━━━ Recorded information ━━━

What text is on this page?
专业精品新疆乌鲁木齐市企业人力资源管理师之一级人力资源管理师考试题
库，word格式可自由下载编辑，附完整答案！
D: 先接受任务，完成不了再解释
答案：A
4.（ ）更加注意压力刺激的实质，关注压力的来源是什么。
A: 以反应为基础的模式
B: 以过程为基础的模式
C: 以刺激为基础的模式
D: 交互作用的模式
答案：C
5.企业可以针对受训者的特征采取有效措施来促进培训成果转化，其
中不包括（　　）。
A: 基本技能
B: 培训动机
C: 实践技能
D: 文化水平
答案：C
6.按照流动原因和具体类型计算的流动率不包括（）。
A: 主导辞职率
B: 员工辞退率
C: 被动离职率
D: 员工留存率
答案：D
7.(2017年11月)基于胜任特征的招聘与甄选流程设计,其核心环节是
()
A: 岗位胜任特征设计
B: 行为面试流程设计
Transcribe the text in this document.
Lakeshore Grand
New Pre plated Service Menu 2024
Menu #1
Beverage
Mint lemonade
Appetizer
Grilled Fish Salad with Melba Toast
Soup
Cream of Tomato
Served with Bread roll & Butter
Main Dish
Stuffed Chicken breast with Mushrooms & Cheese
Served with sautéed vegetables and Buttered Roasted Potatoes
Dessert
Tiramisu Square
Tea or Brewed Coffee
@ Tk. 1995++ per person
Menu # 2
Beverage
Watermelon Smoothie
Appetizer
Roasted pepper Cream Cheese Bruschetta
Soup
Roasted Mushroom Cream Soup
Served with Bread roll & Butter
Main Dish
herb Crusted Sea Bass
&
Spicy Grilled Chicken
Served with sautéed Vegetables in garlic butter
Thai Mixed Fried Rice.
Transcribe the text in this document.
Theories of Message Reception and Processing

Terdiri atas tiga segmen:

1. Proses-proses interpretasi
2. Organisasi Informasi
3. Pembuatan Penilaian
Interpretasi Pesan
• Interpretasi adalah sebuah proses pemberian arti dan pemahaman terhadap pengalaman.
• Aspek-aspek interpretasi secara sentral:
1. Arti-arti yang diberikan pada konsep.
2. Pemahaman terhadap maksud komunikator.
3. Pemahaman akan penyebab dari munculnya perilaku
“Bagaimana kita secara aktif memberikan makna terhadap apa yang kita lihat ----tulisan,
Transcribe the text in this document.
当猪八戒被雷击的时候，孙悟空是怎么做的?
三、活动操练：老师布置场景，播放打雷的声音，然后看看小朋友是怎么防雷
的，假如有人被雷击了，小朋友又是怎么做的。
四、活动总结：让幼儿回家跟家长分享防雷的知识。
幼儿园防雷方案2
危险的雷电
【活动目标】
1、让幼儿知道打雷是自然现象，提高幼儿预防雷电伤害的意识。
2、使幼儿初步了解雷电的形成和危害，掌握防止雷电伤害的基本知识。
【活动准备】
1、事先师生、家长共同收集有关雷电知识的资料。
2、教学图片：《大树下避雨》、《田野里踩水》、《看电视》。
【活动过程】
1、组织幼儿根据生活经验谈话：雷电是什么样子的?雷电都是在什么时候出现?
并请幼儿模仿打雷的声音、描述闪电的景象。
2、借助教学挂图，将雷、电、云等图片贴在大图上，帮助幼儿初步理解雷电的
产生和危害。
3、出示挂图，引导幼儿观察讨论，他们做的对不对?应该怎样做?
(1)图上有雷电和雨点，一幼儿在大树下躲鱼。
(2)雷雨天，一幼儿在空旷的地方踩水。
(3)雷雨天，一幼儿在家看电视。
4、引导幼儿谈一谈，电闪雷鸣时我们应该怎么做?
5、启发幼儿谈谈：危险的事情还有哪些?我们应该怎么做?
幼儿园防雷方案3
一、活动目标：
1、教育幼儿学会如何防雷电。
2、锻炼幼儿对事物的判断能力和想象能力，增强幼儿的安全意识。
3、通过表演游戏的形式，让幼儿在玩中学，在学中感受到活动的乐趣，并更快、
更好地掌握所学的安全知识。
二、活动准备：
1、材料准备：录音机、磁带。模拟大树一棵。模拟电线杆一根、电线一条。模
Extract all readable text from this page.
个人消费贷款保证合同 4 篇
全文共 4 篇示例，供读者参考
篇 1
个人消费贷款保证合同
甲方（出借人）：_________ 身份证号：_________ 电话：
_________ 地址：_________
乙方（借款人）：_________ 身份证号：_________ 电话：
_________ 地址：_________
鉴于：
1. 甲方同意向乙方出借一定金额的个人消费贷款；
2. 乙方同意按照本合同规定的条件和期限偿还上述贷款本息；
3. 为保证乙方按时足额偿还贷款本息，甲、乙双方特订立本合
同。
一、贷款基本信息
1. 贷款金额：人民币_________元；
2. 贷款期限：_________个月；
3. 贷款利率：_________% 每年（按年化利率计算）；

━━━

• Given instruction
From the listing above, reproduce all the lines exactly.

• Exercise response
What text is on this page?
专业精品新疆乌鲁木齐市企业人力资源管理师之一级人力资源管理师考试题
库，word格式可自由下载编辑，附完整答案！
D: 先接受任务，完成不了再解释
答案：A
4.（ ）更加注意压力刺激的实质，关注压力的来源是什么。
A: 以反应为基础的模式
B: 以过程为基础的模式
C: 以刺激为基础的模式
D: 交互作用的模式
答案：C
5.企业可以针对受训者的特征采取有效措施来促进培训成果转化，其
中不包括（　　）。
A: 基本技能
B: 培训动机
C: 实践技能
D: 文化水平
答案：C
6.按照流动原因和具体类型计算的流动率不包括（）。
A: 主导辞职率
B: 员工辞退率
C: 被动离职率
D: 员工留存率
答案：D
7.(2017年11月)基于胜任特征的招聘与甄选流程设计,其核心环节是
()
A: 岗位胜任特征设计
B: 行为面试流程设计
Transcribe the text in this document.
Lakeshore Grand
New Pre plated Service Menu 2024
Menu #1
Beverage
Mint lemonade
Appetizer
Grilled Fish Salad with Melba Toast
Soup
Cream of Tomato
Served with Bread roll & Butter
Main Dish
Stuffed Chicken breast with Mushrooms & Cheese
Served with sautéed vegetables and Buttered Roasted Potatoes
Dessert
Tiramisu Square
Tea or Brewed Coffee
@ Tk. 1995++ per person
Menu # 2
Beverage
Watermelon Smoothie
Appetizer
Roasted pepper Cream Cheese Bruschetta
Soup
Roasted Mushroom Cream Soup
Served with Bread roll & Butter
Main Dish
herb Crusted Sea Bass
&
Spicy Grilled Chicken
Served with sautéed Vegetables in garlic butter
Thai Mixed Fried Rice.
Transcribe the text in this document.
Theories of Message Reception and Processing

Terdiri atas tiga segmen:

1. Proses-proses interpretasi
2. Organisasi Informasi
3. Pembuatan Penilaian
Interpretasi Pesan
• Interpretasi adalah sebuah proses pemberian arti dan pemahaman terhadap pengalaman.
• Aspek-aspek interpretasi secara sentral:
1. Arti-arti yang diberikan pada konsep.
2. Pemahaman terhadap maksud komunikator.
3. Pemahaman akan penyebab dari munculnya perilaku
“Bagaimana kita secara aktif memberikan makna terhadap apa yang kita lihat ----tulisan,
Transcribe the text in this document.
当猪八戒被雷击的时候，孙悟空是怎么做的?
三、活动操练：老师布置场景，播放打雷的声音，然后看看小朋友是怎么防雷
的，假如有人被雷击了，小朋友又是怎么做的。
四、活动总结：让幼儿回家跟家长分享防雷的知识。
幼儿园防雷方案2
危险的雷电
【活动目标】
1、让幼儿知道打雷是自然现象，提高幼儿预防雷电伤害的意识。
2、使幼儿初步了解雷电的形成和危害，掌握防止雷电伤害的基本知识。
【活动准备】
1、事先师生、家长共同收集有关雷电知识的资料。
2、教学图片：《大树下避雨》、《田野里踩水》、《看电视》。
【活动过程】
1、组织幼儿根据生活经验谈话：雷电是什么样子的?雷电都是在什么时候出现?
并请幼儿模仿打雷的声音、描述闪电的景象。
2、借助教学挂图，将雷、电、云等图片贴在大图上，帮助幼儿初步理解雷电的
产生和危害。
3、出示挂图，引导幼儿观察讨论，他们做的对不对?应该怎样做?
(1)图上有雷电和雨点，一幼儿在大树下躲鱼。
(2)雷雨天，一幼儿在空旷的地方踩水。
(3)雷雨天，一幼儿在家看电视。
4、引导幼儿谈一谈，电闪雷鸣时我们应该怎么做?
5、启发幼儿谈谈：危险的事情还有哪些?我们应该怎么做?
幼儿园防雷方案3
一、活动目标：
1、教育幼儿学会如何防雷电。
2、锻炼幼儿对事物的判断能力和想象能力，增强幼儿的安全意识。
3、通过表演游戏的形式，让幼儿在玩中学，在学中感受到活动的乐趣，并更快、
更好地掌握所学的安全知识。
二、活动准备：
1、材料准备：录音机、磁带。模拟大树一棵。模拟电线杆一根、电线一条。模
Extract all readable text from this page.
个人消费贷款保证合同 4 篇
全文共 4 篇示例，供读者参考
篇 1
个人消费贷款保证合同
甲方（出借人）：_________ 身份证号：_________ 电话：
_________ 地址：_________
乙方（借款人）：_________ 身份证号：_________ 电话：
_________ 地址：_________
鉴于：
1. 甲方同意向乙方出借一定金额的个人消费贷款；
2. 乙方同意按照本合同规定的条件和期限偿还上述贷款本息；
3. 为保证乙方按时足额偿还贷款本息，甲、乙双方特订立本合
同。
一、贷款基本信息
1. 贷款金额：人民币_________元；
2. 贷款期限：_________个月；
3. 贷款利率：_________% 每年（按年化利率计算）；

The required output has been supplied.